What you will do: Select the lines that hold the word "妨害监督检查部门履行职责" and copy each one.

Data shown:

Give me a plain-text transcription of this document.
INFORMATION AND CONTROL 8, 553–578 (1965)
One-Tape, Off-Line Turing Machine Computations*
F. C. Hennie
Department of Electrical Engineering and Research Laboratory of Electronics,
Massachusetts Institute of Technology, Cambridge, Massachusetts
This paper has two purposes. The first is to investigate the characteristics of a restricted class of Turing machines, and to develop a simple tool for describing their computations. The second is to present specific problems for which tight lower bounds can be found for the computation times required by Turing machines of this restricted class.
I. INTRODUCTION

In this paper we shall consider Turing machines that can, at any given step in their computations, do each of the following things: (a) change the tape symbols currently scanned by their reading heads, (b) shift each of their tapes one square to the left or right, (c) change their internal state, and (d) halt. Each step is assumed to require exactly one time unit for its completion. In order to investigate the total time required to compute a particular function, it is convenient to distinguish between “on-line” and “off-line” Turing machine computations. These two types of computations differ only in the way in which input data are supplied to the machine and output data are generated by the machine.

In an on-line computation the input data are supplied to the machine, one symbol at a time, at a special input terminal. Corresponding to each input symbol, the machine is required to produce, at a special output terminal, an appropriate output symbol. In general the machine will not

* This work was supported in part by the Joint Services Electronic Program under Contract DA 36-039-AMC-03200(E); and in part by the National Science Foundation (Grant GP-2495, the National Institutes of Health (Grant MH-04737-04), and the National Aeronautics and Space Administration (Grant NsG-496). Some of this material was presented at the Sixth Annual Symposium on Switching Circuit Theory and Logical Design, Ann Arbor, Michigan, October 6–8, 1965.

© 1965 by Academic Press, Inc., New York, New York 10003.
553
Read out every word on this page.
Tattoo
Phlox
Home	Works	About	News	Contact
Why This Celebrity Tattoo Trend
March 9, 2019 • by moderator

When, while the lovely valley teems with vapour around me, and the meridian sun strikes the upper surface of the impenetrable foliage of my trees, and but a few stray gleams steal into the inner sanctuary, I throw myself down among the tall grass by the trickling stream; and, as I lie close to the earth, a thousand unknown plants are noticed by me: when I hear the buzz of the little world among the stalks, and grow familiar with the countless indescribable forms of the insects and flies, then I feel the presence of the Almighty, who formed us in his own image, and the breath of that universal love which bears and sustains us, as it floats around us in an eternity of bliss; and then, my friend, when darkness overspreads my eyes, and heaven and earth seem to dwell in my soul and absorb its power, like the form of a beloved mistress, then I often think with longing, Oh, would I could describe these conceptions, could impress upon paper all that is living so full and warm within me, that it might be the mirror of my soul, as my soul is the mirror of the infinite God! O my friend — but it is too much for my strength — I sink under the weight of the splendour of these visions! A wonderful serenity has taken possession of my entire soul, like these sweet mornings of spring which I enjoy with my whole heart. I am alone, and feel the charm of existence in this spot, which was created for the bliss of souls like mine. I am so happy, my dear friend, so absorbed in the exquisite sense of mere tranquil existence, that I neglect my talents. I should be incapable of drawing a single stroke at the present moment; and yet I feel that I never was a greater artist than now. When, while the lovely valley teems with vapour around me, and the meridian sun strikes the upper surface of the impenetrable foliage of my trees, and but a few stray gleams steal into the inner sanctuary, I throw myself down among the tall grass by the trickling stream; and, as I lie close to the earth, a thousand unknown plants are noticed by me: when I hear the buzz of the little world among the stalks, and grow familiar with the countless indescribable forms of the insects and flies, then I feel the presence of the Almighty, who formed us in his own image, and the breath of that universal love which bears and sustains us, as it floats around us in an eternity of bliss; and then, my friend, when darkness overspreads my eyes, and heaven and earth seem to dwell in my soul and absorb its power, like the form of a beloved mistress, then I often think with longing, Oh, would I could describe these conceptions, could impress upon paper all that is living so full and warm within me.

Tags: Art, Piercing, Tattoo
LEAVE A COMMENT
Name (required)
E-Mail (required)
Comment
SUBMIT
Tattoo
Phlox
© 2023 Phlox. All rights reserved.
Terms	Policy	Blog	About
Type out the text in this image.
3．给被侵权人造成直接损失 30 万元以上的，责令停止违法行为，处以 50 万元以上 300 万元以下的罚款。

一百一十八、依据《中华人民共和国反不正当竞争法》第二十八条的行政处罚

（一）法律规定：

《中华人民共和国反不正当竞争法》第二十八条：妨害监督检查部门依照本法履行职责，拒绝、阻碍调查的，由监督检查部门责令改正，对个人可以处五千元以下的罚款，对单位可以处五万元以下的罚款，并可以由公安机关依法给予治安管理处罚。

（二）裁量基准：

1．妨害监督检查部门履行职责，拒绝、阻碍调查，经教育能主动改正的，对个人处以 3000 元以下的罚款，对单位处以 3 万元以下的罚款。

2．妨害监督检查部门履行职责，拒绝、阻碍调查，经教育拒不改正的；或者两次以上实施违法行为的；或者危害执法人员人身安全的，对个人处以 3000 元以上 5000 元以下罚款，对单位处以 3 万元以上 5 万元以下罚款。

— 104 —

Final result:
1．妨害监督检查部门履行职责，拒绝、阻碍调查，经教育能主动改正的，对个人处以 3000 元以下的罚款，对单位处以 3 万元以下的罚款。
2．妨害监督检查部门履行职责，拒绝、阻碍调查，经教育拒不改正的；或者两次以上实施违法行为的；或者危害执法人员人身安全的，对个人处以 3000 元以上 5000 元以下罚款，对单位处以 3 万元以上 5 万元以下罚款。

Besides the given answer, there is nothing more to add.